■ Exercise description ■
Retype the records below exactly as they appear.

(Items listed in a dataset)
* * *

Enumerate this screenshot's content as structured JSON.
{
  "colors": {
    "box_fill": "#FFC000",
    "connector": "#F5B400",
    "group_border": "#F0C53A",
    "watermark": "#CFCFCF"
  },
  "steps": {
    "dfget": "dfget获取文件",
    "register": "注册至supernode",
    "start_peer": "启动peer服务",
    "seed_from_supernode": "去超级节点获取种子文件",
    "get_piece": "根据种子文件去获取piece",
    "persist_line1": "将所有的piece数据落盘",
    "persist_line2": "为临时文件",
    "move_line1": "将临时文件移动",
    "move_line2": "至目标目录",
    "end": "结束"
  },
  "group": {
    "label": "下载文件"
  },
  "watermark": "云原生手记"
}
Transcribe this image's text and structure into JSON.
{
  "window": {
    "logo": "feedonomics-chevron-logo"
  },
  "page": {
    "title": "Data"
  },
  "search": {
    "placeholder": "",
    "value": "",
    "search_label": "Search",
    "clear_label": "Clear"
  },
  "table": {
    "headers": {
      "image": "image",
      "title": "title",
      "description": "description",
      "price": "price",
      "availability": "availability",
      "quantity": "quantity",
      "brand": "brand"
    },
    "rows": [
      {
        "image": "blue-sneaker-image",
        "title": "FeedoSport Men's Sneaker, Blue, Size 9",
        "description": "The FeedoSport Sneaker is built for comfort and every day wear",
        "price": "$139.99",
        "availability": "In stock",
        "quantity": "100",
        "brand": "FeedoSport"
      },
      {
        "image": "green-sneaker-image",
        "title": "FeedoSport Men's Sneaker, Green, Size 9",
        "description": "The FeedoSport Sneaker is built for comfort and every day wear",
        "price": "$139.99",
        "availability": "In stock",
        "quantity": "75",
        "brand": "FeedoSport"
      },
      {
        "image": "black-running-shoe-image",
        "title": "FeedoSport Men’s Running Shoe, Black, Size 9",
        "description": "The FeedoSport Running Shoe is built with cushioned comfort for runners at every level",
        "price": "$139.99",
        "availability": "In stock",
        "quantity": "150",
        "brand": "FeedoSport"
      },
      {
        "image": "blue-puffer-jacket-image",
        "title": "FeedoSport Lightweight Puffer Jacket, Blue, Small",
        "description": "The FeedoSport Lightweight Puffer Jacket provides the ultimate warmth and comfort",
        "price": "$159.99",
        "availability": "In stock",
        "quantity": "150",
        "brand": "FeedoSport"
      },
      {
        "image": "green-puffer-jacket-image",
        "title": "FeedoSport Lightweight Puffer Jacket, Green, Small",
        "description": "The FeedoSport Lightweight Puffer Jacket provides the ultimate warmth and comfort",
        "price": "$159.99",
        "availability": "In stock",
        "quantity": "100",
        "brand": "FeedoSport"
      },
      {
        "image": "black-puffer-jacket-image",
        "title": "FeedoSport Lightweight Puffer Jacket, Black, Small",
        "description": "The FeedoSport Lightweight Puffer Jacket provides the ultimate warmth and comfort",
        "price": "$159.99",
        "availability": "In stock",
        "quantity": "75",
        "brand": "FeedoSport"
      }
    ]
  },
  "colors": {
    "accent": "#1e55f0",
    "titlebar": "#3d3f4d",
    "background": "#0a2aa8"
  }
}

* * *

■ Final result ■
Enumerate this screenshot's content as structured JSON.
{
  "colors": {
    "box_fill": "#FFC000",
    "connector": "#F5B400",
    "group_border": "#F0C53A",
    "watermark": "#CFCFCF"
  },
  "steps": {
    "dfget": "dfget获取文件",
    "register": "注册至supernode",
    "start_peer": "启动peer服务",
    "seed_from_supernode": "去超级节点获取种子文件",
    "get_piece": "根据种子文件去获取piece",
    "persist_line1": "将所有的piece数据落盘",
    "persist_line2": "为临时文件",
    "move_line1": "将临时文件移动",
    "move_line2": "至目标目录",
    "end": "结束"
  },
  "group": {
    "label": "下载文件"
  },
  "watermark": "云原生手记"
}
Transcribe this image's text and structure into JSON.
{
  "window": {
    "logo": "feedonomics-chevron-logo"
  },
  "page": {
    "title": "Data"
  },
  "search": {
    "placeholder": "",
    "value": "",
    "search_label": "Search",
    "clear_label": "Clear"
  },
  "table": {
    "headers": {
      "image": "image",
      "title": "title",
      "description": "description",
      "price": "price",
      "availability": "availability",
      "quantity": "quantity",
      "brand": "brand"
    },
    "rows": [
      {
        "image": "blue-sneaker-image",
        "title": "FeedoSport Men's Sneaker, Blue, Size 9",
        "description": "The FeedoSport Sneaker is built for comfort and every day wear",
        "price": "$139.99",
        "availability": "In stock",
        "quantity": "100",
        "brand": "FeedoSport"
      },
      {
        "image": "green-sneaker-image",
        "title": "FeedoSport Men's Sneaker, Green, Size 9",
        "description": "The FeedoSport Sneaker is built for comfort and every day wear",
        "price": "$139.99",
        "availability": "In stock",
        "quantity": "75",
        "brand": "FeedoSport"
      },
      {
        "image": "black-running-shoe-image",
        "title": "FeedoSport Men’s Running Shoe, Black, Size 9",
        "description": "The FeedoSport Running Shoe is built with cushioned comfort for runners at every level",
        "price": "$139.99",
        "availability": "In stock",
        "quantity": "150",
        "brand": "FeedoSport"
      },
      {
        "image": "blue-puffer-jacket-image",
        "title": "FeedoSport Lightweight Puffer Jacket, Blue, Small",
        "description": "The FeedoSport Lightweight Puffer Jacket provides the ultimate warmth and comfort",
        "price": "$159.99",
        "availability": "In stock",
        "quantity": "150",
        "brand": "FeedoSport"
      },
      {
        "image": "green-puffer-jacket-image",
        "title": "FeedoSport Lightweight Puffer Jacket, Green, Small",
        "description": "The FeedoSport Lightweight Puffer Jacket provides the ultimate warmth and comfort",
        "price": "$159.99",
        "availability": "In stock",
        "quantity": "100",
        "brand": "FeedoSport"
      },
      {
        "image": "black-puffer-jacket-image",
        "title": "FeedoSport Lightweight Puffer Jacket, Black, Small",
        "description": "The FeedoSport Lightweight Puffer Jacket provides the ultimate warmth and comfort",
        "price": "$159.99",
        "availability": "In stock",
        "quantity": "75",
        "brand": "FeedoSport"
      }
    ]
  },
  "colors": {
    "accent": "#1e55f0",
    "titlebar": "#3d3f4d",
    "background": "#0a2aa8"
  }
}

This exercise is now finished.